» Aim:
Output all lines exactly, with nothing added or dropped.

((

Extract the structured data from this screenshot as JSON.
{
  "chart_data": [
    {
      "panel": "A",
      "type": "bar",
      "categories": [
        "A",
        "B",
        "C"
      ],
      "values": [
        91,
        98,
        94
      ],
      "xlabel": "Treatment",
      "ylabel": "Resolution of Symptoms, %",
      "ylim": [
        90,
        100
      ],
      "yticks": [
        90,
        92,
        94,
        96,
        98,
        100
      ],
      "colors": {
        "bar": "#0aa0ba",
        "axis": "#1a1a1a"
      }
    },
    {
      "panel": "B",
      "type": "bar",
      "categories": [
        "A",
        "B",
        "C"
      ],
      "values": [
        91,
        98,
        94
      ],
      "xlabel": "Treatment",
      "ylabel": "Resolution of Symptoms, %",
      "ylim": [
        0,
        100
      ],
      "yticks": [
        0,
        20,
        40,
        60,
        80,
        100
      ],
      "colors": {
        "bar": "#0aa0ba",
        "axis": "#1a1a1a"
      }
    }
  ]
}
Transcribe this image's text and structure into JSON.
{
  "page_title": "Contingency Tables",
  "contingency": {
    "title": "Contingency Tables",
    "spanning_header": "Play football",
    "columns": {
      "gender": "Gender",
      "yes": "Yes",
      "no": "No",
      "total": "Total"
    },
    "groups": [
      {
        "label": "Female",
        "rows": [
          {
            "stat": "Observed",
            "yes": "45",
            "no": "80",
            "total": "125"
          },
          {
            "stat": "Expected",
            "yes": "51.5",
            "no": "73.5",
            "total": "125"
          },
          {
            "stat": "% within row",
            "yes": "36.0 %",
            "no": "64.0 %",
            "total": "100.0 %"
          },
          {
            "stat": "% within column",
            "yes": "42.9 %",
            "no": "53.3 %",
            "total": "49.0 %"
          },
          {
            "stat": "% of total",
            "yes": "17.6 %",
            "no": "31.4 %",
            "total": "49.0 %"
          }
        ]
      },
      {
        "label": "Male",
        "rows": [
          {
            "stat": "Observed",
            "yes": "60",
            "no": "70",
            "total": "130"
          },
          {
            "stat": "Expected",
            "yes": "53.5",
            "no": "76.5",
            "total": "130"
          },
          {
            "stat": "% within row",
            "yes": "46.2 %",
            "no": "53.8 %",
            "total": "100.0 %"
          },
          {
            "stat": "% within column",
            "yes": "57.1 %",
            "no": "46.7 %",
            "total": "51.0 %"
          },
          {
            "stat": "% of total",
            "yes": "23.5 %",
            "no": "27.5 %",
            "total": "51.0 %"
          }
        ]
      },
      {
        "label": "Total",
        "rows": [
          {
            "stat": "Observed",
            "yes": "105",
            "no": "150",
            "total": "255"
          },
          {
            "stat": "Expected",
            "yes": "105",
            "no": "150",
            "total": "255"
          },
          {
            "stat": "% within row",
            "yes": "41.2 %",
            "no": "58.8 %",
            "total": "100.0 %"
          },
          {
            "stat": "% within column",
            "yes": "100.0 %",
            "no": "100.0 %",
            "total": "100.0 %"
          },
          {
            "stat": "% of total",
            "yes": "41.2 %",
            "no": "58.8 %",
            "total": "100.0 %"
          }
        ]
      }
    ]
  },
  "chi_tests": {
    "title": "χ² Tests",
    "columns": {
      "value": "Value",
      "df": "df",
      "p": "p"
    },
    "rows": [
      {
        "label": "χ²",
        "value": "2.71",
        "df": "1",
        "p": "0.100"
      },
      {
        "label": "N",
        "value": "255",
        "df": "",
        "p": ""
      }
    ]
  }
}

))

» Solution:
Extract the structured data from this screenshot as JSON.
{
  "chart_data": [
    {
      "panel": "A",
      "type": "bar",
      "categories": [
        "A",
        "B",
        "C"
      ],
      "values": [
        91,
        98,
        94
      ],
      "xlabel": "Treatment",
      "ylabel": "Resolution of Symptoms, %",
      "ylim": [
        90,
        100
      ],
      "yticks": [
        90,
        92,
        94,
        96,
        98,
        100
      ],
      "colors": {
        "bar": "#0aa0ba",
        "axis": "#1a1a1a"
      }
    },
    {
      "panel": "B",
      "type": "bar",
      "categories": [
        "A",
        "B",
        "C"
      ],
      "values": [
        91,
        98,
        94
      ],
      "xlabel": "Treatment",
      "ylabel": "Resolution of Symptoms, %",
      "ylim": [
        0,
        100
      ],
      "yticks": [
        0,
        20,
        40,
        60,
        80,
        100
      ],
      "colors": {
        "bar": "#0aa0ba",
        "axis": "#1a1a1a"
      }
    }
  ]
}
Transcribe this image's text and structure into JSON.
{
  "page_title": "Contingency Tables",
  "contingency": {
    "title": "Contingency Tables",
    "spanning_header": "Play football",
    "columns": {
      "gender": "Gender",
      "yes": "Yes",
      "no": "No",
      "total": "Total"
    },
    "groups": [
      {
        "label": "Female",
        "rows": [
          {
            "stat": "Observed",
            "yes": "45",
            "no": "80",
            "total": "125"
          },
          {
            "stat": "Expected",
            "yes": "51.5",
            "no": "73.5",
            "total": "125"
          },
          {
            "stat": "% within row",
            "yes": "36.0 %",
            "no": "64.0 %",
            "total": "100.0 %"
          },
          {
            "stat": "% within column",
            "yes": "42.9 %",
            "no": "53.3 %",
            "total": "49.0 %"
          },
          {
            "stat": "% of total",
            "yes": "17.6 %",
            "no": "31.4 %",
            "total": "49.0 %"
          }
        ]
      },
      {
        "label": "Male",
        "rows": [
          {
            "stat": "Observed",
            "yes": "60",
            "no": "70",
            "total": "130"
          },
          {
            "stat": "Expected",
            "yes": "53.5",
            "no": "76.5",
            "total": "130"
          },
          {
            "stat": "% within row",
            "yes": "46.2 %",
            "no": "53.8 %",
            "total": "100.0 %"
          },
          {
            "stat": "% within column",
            "yes": "57.1 %",
            "no": "46.7 %",
            "total": "51.0 %"
          },
          {
            "stat": "% of total",
            "yes": "23.5 %",
            "no": "27.5 %",
            "total": "51.0 %"
          }
        ]
      },
      {
        "label": "Total",
        "rows": [
          {
            "stat": "Observed",
            "yes": "105",
            "no": "150",
            "total": "255"
          },
          {
            "stat": "Expected",
            "yes": "105",
            "no": "150",
            "total": "255"
          },
          {
            "stat": "% within row",
            "yes": "41.2 %",
            "no": "58.8 %",
            "total": "100.0 %"
          },
          {
            "stat": "% within column",
            "yes": "100.0 %",
            "no": "100.0 %",
            "total": "100.0 %"
          },
          {
            "stat": "% of total",
            "yes": "41.2 %",
            "no": "58.8 %",
            "total": "100.0 %"
          }
        ]
      }
    ]
  },
  "chi_tests": {
    "title": "χ² Tests",
    "columns": {
      "value": "Value",
      "df": "df",
      "p": "p"
    },
    "rows": [
      {
        "label": "χ²",
        "value": "2.71",
        "df": "1",
        "p": "0.100"
      },
      {
        "label": "N",
        "value": "255",
        "df": "",
        "p": ""
      }
    ]
  }
}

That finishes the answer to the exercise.